--- Begin ---

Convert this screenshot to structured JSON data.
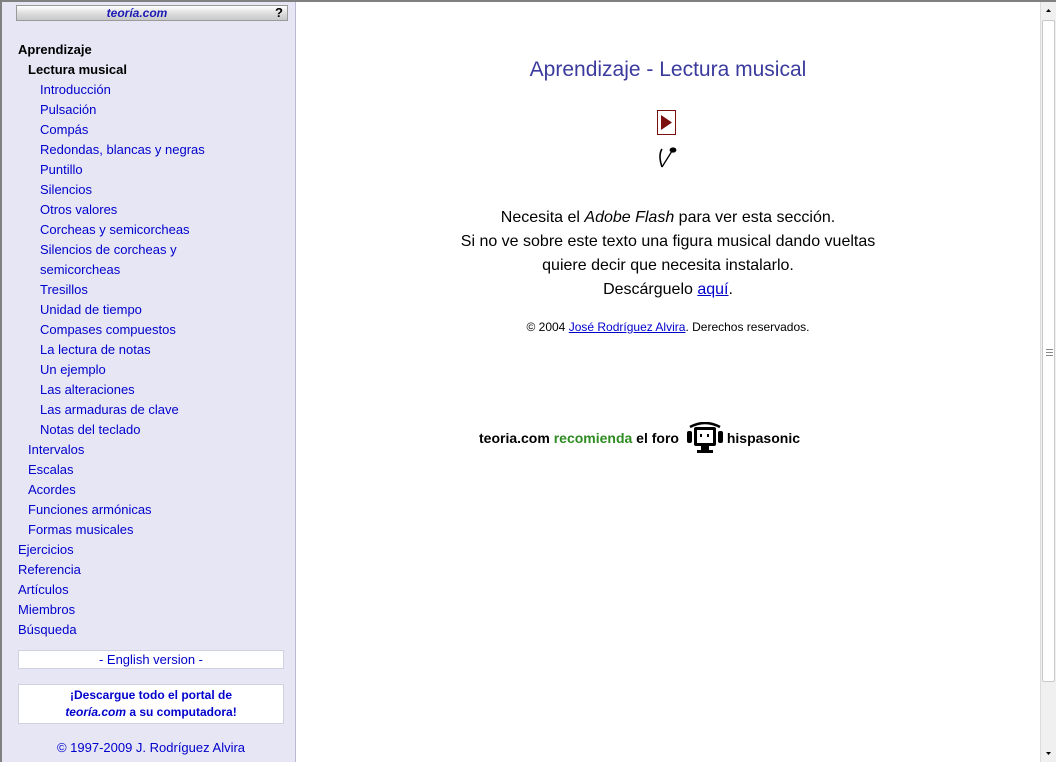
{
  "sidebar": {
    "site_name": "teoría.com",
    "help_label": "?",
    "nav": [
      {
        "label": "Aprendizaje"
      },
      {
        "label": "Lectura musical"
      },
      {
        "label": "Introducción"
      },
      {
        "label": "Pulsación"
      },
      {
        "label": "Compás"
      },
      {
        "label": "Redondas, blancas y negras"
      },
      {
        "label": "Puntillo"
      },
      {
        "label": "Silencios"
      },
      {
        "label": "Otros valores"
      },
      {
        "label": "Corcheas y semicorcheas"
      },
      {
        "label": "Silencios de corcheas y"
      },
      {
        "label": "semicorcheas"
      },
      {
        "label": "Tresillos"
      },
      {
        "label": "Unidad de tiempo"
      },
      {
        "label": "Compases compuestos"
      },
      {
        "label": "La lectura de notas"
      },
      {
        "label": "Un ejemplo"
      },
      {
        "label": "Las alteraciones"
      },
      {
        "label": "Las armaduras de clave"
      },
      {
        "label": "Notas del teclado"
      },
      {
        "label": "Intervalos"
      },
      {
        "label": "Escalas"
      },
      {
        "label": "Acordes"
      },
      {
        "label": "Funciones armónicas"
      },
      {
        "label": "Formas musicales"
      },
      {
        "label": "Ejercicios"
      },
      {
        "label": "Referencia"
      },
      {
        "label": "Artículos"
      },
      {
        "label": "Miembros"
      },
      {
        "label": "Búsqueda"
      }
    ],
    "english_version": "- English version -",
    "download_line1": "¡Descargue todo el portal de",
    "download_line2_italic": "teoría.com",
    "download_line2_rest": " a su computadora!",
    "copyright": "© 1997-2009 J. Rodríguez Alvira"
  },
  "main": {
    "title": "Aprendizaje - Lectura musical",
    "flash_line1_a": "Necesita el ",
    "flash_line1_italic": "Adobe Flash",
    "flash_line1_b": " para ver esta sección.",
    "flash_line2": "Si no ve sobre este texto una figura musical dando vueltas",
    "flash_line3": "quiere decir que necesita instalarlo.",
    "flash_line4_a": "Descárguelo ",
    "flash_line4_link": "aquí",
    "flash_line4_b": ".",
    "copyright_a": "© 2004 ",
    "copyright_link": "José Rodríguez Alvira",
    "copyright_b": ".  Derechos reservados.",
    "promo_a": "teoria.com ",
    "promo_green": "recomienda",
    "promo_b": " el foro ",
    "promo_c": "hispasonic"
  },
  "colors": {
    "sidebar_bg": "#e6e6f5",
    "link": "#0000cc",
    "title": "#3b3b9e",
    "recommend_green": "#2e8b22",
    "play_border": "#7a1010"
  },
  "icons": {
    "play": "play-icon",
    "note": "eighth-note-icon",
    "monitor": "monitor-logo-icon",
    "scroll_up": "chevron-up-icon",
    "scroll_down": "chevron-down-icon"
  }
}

--- End ---

[What the task asks] Repeat the material above verbatim, with no pictures in the output.

[Solution to the problem]
Convert this screenshot to structured JSON data.
{
  "sidebar": {
    "site_name": "teoría.com",
    "help_label": "?",
    "nav": [
      {
        "label": "Aprendizaje"
      },
      {
        "label": "Lectura musical"
      },
      {
        "label": "Introducción"
      },
      {
        "label": "Pulsación"
      },
      {
        "label": "Compás"
      },
      {
        "label": "Redondas, blancas y negras"
      },
      {
        "label": "Puntillo"
      },
      {
        "label": "Silencios"
      },
      {
        "label": "Otros valores"
      },
      {
        "label": "Corcheas y semicorcheas"
      },
      {
        "label": "Silencios de corcheas y"
      },
      {
        "label": "semicorcheas"
      },
      {
        "label": "Tresillos"
      },
      {
        "label": "Unidad de tiempo"
      },
      {
        "label": "Compases compuestos"
      },
      {
        "label": "La lectura de notas"
      },
      {
        "label": "Un ejemplo"
      },
      {
        "label": "Las alteraciones"
      },
      {
        "label": "Las armaduras de clave"
      },
      {
        "label": "Notas del teclado"
      },
      {
        "label": "Intervalos"
      },
      {
        "label": "Escalas"
      },
      {
        "label": "Acordes"
      },
      {
        "label": "Funciones armónicas"
      },
      {
        "label": "Formas musicales"
      },
      {
        "label": "Ejercicios"
      },
      {
        "label": "Referencia"
      },
      {
        "label": "Artículos"
      },
      {
        "label": "Miembros"
      },
      {
        "label": "Búsqueda"
      }
    ],
    "english_version": "- English version -",
    "download_line1": "¡Descargue todo el portal de",
    "download_line2_italic": "teoría.com",
    "download_line2_rest": " a su computadora!",
    "copyright": "© 1997-2009 J. Rodríguez Alvira"
  },
  "main": {
    "title": "Aprendizaje - Lectura musical",
    "flash_line1_a": "Necesita el ",
    "flash_line1_italic": "Adobe Flash",
    "flash_line1_b": " para ver esta sección.",
    "flash_line2": "Si no ve sobre este texto una figura musical dando vueltas",
    "flash_line3": "quiere decir que necesita instalarlo.",
    "flash_line4_a": "Descárguelo ",
    "flash_line4_link": "aquí",
    "flash_line4_b": ".",
    "copyright_a": "© 2004 ",
    "copyright_link": "José Rodríguez Alvira",
    "copyright_b": ".  Derechos reservados.",
    "promo_a": "teoria.com ",
    "promo_green": "recomienda",
    "promo_b": " el foro ",
    "promo_c": "hispasonic"
  },
  "colors": {
    "sidebar_bg": "#e6e6f5",
    "link": "#0000cc",
    "title": "#3b3b9e",
    "recommend_green": "#2e8b22",
    "play_border": "#7a1010"
  },
  "icons": {
    "play": "play-icon",
    "note": "eighth-note-icon",
    "monitor": "monitor-logo-icon",
    "scroll_up": "chevron-up-icon",
    "scroll_down": "chevron-down-icon"
  }
}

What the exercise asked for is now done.